[begin MATERIAL FOR THIS TASK]

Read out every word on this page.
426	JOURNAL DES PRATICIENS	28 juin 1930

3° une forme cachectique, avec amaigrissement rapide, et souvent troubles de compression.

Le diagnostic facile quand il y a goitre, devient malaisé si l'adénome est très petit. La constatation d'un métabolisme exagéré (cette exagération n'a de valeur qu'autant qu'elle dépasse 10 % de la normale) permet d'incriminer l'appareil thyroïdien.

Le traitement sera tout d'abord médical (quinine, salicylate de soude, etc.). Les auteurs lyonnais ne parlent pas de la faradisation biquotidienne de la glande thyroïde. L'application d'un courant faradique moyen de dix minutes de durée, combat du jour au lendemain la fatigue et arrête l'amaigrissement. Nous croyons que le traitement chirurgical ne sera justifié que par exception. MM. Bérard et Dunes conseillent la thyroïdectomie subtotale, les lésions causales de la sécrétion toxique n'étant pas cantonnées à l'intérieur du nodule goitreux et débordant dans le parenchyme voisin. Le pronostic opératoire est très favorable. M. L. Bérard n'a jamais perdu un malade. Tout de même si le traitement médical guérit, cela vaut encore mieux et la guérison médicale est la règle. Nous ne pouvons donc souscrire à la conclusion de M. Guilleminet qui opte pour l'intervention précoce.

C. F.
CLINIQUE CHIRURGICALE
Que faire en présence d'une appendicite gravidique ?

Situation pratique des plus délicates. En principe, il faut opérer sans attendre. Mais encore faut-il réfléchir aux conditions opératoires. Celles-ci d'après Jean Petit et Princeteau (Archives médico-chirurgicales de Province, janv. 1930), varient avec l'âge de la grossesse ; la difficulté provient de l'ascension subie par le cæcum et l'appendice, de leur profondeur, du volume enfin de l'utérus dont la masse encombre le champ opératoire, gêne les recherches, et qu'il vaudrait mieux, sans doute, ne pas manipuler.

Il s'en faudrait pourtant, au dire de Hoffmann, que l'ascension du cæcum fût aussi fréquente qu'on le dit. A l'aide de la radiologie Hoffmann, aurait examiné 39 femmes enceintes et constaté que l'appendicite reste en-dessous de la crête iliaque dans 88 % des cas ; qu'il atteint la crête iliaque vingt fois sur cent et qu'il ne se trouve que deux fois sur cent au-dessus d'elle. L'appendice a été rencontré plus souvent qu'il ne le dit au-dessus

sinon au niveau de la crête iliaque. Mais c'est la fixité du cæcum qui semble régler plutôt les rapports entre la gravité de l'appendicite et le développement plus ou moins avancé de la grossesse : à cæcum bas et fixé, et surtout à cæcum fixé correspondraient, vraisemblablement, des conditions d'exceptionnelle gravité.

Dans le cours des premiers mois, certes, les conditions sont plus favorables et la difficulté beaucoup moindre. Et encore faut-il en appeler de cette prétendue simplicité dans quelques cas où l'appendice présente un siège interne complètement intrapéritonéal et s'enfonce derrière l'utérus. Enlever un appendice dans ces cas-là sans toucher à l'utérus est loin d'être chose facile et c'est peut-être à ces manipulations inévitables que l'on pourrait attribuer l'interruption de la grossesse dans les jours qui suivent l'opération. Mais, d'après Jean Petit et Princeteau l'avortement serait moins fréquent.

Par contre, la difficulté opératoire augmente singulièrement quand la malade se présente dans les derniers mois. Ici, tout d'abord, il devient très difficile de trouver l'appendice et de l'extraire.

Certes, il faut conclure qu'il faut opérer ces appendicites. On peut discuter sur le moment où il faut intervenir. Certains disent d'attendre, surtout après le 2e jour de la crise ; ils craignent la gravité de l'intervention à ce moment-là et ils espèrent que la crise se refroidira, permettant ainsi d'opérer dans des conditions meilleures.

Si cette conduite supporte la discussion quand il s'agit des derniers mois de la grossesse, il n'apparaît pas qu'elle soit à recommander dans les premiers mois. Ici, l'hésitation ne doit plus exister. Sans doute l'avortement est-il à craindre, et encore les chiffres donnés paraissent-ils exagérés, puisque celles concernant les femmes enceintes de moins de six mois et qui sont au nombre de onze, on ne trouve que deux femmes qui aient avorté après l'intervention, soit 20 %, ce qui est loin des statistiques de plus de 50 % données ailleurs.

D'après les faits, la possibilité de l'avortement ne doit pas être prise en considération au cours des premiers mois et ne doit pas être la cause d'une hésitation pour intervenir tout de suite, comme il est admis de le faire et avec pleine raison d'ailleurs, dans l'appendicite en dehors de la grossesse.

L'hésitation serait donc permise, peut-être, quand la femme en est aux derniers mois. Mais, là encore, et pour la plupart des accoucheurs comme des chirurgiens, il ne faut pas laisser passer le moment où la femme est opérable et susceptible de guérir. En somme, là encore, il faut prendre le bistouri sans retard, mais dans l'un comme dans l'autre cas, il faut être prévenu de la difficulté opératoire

[end MATERIAL FOR THIS TASK]

* SET EXERCISE *
Report every line in the data above in which the word "ailleurs" appears.

* EXERCISE SOLUTION *
Si cette conduite supporte la discussion quand il s'agit des derniers mois de la grossesse, il n'apparaît pas qu'elle soit à recommander dans les premiers mois. Ici, l'hésitation ne doit plus exister. Sans doute l'avortement est-il à craindre, et encore les chiffres donnés paraissent-ils exagérés, puisque celles concernant les femmes enceintes de moins de six mois et qui sont au nombre de onze, on ne trouve que deux femmes qui aient avorté après l'intervention, soit 20 %, ce qui est loin des statistiques de plus de 50 % données ailleurs.
D'après les faits, la possibilité de l'avortement ne doit pas être prise en considération au cours des premiers mois et ne doit pas être la cause d'une hésitation pour intervenir tout de suite, comme il est admis de le faire et avec pleine raison d'ailleurs, dans l'appendicite en dehors de la grossesse.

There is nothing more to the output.